Record set.
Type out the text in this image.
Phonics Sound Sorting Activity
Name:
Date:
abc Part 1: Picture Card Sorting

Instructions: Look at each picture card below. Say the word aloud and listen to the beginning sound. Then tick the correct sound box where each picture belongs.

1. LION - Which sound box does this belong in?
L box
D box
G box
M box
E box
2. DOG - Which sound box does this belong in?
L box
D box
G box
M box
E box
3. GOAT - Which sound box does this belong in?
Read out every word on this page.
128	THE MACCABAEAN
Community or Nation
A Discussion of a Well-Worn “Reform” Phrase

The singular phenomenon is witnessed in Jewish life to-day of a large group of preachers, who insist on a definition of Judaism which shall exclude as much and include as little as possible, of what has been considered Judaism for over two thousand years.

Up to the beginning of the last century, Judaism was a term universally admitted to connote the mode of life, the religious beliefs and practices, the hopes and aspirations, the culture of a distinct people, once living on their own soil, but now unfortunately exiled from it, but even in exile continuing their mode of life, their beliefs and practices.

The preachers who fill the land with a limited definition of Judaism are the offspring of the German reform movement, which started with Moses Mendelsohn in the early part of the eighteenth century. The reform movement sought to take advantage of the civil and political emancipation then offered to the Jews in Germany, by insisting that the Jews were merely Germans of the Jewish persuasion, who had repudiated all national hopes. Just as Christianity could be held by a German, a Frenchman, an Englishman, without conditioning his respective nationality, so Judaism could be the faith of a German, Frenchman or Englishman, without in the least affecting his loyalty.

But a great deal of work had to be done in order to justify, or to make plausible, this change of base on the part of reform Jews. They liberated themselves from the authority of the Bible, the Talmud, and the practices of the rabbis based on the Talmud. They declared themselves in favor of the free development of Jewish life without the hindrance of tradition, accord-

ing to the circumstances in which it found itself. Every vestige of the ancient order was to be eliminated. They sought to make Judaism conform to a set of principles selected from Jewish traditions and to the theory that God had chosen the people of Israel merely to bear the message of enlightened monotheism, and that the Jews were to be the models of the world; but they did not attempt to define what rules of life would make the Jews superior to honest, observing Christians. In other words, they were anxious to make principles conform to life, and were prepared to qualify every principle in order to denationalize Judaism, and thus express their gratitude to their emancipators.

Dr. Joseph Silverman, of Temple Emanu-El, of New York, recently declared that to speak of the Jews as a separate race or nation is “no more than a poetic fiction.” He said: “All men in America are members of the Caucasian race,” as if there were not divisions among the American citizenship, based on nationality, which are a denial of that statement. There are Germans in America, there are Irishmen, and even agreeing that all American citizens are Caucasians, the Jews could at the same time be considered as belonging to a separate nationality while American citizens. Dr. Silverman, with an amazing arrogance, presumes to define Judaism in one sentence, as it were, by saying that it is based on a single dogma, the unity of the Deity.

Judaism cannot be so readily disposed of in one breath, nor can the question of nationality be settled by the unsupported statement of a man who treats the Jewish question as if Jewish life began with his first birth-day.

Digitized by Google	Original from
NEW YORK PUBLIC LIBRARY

Goal. Where a line in the entries holds the word "hopes", copy that line.

Output below.
Up to the beginning of the last century, Judaism was a term universally admitted to connote the mode of life, the religious beliefs and practices, the hopes and aspirations, the culture of a distinct people, once living on their own soil, but now unfortunately exiled from it, but even in exile continuing their mode of life, their beliefs and practices.
The preachers who fill the land with a limited definition of Judaism are the offspring of the German reform movement, which started with Moses Mendelsohn in the early part of the eighteenth century. The reform movement sought to take advantage of the civil and political emancipation then offered to the Jews in Germany, by insisting that the Jews were merely Germans of the Jewish persuasion, who had repudiated all national hopes. Just as Christianity could be held by a German, a Frenchman, an Englishman, without conditioning his respective nationality, so Judaism could be the faith of a German, Frenchman or Englishman, without in the least affecting his loyalty.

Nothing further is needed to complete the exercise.